Copy out the data word for word. Begin at its first line and stop after the line that contains "60% соевого: 40% ФП соевого/соевого (60:40): (130, 0.3): 40%".

Rows from a layout dataset:
[start]
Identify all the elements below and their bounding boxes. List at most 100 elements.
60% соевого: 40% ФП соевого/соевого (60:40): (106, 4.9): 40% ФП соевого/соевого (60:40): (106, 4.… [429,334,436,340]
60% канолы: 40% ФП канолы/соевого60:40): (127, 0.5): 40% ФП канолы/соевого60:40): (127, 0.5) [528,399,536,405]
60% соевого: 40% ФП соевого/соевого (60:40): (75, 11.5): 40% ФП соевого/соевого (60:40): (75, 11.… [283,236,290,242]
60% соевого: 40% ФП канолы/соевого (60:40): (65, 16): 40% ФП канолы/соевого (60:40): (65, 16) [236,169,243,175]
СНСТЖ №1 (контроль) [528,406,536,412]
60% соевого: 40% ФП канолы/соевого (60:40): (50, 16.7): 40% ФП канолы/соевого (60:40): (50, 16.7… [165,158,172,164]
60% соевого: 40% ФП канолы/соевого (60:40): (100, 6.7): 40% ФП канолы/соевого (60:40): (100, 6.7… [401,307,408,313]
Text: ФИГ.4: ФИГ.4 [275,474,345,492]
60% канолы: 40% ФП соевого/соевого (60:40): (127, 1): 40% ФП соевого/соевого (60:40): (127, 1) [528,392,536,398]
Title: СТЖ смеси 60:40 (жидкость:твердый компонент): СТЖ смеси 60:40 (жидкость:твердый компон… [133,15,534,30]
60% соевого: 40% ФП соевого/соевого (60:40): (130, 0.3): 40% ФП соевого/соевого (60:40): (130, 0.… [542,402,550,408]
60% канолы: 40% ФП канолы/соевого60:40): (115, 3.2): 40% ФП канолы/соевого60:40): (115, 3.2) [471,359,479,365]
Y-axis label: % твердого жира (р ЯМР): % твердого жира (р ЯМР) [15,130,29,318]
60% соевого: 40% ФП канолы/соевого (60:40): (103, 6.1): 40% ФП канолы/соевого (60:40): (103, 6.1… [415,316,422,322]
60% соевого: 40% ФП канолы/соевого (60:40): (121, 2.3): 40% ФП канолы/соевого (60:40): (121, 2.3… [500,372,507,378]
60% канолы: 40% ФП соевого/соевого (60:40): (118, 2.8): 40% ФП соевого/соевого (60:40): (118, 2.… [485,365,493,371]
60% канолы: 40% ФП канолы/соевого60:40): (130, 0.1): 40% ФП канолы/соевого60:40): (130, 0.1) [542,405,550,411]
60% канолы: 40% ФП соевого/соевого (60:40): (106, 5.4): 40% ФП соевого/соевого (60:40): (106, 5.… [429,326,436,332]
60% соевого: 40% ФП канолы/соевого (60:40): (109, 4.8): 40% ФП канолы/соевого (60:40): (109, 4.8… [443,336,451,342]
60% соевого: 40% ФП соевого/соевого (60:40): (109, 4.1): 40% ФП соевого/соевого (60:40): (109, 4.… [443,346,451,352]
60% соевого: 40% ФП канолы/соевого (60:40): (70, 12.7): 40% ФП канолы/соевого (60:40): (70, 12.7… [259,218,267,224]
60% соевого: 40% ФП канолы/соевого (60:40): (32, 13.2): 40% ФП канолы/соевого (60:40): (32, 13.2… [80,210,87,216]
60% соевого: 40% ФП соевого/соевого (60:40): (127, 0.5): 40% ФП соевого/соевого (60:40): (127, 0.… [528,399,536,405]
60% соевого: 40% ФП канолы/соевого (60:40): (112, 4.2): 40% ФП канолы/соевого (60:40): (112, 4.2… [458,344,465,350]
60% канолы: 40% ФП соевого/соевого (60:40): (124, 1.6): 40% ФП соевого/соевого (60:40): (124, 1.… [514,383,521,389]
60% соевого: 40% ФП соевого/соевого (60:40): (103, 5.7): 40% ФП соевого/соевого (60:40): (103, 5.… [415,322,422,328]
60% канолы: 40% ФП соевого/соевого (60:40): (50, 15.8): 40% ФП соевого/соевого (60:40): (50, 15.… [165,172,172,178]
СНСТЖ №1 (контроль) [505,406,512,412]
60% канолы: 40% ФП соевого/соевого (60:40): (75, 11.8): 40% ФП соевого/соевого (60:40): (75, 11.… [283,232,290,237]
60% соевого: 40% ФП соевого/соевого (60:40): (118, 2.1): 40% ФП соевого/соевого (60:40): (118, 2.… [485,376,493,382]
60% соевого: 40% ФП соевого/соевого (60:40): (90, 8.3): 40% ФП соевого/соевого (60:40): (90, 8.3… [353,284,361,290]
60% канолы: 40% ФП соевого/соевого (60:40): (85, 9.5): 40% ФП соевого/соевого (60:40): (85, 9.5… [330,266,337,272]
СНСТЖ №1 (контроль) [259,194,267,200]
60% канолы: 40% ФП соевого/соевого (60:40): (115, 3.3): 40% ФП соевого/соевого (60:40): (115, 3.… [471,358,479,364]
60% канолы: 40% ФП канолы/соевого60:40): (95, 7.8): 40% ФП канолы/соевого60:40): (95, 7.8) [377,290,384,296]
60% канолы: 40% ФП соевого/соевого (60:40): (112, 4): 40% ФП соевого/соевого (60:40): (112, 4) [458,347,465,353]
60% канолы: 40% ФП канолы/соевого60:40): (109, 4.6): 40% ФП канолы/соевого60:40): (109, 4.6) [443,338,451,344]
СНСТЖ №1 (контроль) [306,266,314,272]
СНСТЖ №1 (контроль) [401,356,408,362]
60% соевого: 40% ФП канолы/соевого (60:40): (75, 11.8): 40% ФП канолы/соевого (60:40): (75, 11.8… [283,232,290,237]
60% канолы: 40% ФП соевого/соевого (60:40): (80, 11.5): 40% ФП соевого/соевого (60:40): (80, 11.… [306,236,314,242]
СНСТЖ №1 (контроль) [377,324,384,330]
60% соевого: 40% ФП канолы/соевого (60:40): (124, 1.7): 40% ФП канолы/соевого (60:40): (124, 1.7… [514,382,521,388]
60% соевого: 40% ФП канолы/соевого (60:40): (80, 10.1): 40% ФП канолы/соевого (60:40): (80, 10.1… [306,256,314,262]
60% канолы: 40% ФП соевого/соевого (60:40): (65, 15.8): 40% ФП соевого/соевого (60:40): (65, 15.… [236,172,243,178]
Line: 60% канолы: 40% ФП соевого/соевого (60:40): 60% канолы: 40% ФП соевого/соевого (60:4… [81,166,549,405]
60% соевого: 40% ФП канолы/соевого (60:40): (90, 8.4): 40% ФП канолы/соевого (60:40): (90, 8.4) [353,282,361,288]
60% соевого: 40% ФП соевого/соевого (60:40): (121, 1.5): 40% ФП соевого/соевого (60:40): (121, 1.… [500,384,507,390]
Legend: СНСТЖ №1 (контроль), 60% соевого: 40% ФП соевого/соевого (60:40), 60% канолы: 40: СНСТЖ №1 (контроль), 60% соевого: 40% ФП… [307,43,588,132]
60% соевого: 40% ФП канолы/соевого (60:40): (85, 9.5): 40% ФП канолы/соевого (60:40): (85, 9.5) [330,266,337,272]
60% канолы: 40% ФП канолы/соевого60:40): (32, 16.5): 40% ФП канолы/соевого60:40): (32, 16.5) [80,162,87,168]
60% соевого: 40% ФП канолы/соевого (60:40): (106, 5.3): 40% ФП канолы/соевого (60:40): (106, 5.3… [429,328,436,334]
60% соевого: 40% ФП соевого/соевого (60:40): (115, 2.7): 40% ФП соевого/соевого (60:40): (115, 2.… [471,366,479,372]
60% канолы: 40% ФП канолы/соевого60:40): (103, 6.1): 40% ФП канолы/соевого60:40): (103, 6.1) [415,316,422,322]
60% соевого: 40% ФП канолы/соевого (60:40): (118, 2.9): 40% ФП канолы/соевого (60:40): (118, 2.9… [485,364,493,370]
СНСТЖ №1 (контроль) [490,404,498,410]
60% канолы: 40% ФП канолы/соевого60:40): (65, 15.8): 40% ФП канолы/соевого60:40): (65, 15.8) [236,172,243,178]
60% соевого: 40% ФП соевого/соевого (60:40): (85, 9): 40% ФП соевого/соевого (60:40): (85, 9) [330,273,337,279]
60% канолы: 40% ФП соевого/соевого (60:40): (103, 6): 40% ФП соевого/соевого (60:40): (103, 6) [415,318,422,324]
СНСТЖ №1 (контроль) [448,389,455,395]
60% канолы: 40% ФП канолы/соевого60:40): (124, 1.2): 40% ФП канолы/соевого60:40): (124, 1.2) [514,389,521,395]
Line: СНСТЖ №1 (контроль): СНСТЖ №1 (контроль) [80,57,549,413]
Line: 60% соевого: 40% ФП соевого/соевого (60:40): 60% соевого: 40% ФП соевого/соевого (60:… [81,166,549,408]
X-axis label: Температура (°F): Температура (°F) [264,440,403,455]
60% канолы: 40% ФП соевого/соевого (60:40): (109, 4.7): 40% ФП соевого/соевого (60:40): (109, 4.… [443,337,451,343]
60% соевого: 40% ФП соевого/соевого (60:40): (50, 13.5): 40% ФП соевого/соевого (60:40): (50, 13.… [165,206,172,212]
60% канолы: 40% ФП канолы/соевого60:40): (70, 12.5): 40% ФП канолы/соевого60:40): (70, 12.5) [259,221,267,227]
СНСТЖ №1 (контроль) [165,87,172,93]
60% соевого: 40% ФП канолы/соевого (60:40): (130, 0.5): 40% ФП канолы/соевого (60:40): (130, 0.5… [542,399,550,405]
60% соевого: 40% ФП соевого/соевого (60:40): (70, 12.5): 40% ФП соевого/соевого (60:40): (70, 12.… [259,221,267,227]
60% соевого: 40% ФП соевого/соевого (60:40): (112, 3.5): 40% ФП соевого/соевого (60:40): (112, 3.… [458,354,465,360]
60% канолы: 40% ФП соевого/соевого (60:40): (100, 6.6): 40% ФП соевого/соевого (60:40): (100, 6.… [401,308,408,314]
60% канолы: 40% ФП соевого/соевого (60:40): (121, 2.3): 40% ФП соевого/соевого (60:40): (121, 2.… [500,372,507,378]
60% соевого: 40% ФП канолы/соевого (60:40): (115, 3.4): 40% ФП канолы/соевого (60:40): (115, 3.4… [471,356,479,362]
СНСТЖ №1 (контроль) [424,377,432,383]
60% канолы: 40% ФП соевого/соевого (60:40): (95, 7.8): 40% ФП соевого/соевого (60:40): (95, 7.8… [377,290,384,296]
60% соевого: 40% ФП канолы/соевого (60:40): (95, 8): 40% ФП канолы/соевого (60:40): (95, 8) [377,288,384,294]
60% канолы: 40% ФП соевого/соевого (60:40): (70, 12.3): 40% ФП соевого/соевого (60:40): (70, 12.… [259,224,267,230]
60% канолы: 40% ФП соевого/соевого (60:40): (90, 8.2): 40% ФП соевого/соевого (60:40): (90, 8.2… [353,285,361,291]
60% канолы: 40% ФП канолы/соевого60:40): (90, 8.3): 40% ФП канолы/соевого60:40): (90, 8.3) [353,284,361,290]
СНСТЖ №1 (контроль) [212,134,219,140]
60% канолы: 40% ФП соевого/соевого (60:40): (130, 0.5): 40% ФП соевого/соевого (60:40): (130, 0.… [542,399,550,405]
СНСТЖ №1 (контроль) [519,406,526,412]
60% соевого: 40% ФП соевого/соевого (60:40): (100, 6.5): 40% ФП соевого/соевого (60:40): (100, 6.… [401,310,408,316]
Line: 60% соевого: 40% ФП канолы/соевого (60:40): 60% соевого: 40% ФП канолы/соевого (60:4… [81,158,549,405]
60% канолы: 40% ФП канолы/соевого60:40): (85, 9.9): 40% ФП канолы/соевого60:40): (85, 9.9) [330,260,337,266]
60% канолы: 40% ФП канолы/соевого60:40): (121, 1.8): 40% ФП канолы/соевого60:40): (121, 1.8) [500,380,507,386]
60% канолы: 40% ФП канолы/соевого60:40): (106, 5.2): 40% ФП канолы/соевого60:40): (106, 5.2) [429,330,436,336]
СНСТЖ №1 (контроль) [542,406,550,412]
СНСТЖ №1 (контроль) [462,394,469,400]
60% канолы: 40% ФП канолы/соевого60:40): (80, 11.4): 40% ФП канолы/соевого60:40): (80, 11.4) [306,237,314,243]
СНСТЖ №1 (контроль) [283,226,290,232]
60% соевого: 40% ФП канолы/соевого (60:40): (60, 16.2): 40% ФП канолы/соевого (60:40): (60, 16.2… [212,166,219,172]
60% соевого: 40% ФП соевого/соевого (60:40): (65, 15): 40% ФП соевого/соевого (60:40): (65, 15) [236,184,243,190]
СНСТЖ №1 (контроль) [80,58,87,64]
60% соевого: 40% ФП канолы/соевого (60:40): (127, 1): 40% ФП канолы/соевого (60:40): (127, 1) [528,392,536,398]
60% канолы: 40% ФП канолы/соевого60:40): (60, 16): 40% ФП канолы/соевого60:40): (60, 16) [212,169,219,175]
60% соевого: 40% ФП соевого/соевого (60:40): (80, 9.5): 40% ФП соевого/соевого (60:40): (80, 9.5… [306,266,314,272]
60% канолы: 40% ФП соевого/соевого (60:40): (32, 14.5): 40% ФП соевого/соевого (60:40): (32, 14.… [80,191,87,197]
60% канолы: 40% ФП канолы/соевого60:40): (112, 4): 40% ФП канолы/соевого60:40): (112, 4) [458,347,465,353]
[end]
• Exercise solution:
Identify all the elements below and their bounding boxes. List at most 100 elements.
60% соевого: 40% ФП соевого/соевого (60:40): (106, 4.9): 40% ФП соевого/соевого (60:40): (106, 4.… [429,334,436,340]
60% канолы: 40% ФП канолы/соевого60:40): (127, 0.5): 40% ФП канолы/соевого60:40): (127, 0.5) [528,399,536,405]
60% соевого: 40% ФП соевого/соевого (60:40): (75, 11.5): 40% ФП соевого/соевого (60:40): (75, 11.… [283,236,290,242]
60% соевого: 40% ФП канолы/соевого (60:40): (65, 16): 40% ФП канолы/соевого (60:40): (65, 16) [236,169,243,175]
СНСТЖ №1 (контроль) [528,406,536,412]
60% соевого: 40% ФП канолы/соевого (60:40): (50, 16.7): 40% ФП канолы/соевого (60:40): (50, 16.7… [165,158,172,164]
60% соевого: 40% ФП канолы/соевого (60:40): (100, 6.7): 40% ФП канолы/соевого (60:40): (100, 6.7… [401,307,408,313]
Text: ФИГ.4: ФИГ.4 [275,474,345,492]
60% канолы: 40% ФП соевого/соевого (60:40): (127, 1): 40% ФП соевого/соевого (60:40): (127, 1) [528,392,536,398]
Title: СТЖ смеси 60:40 (жидкость:твердый компонент): СТЖ смеси 60:40 (жидкость:твердый компон… [133,15,534,30]
60% соевого: 40% ФП соевого/соевого (60:40): (130, 0.3): 40% ФП соевого/соевого (60:40): (130, 0.… [542,402,550,408]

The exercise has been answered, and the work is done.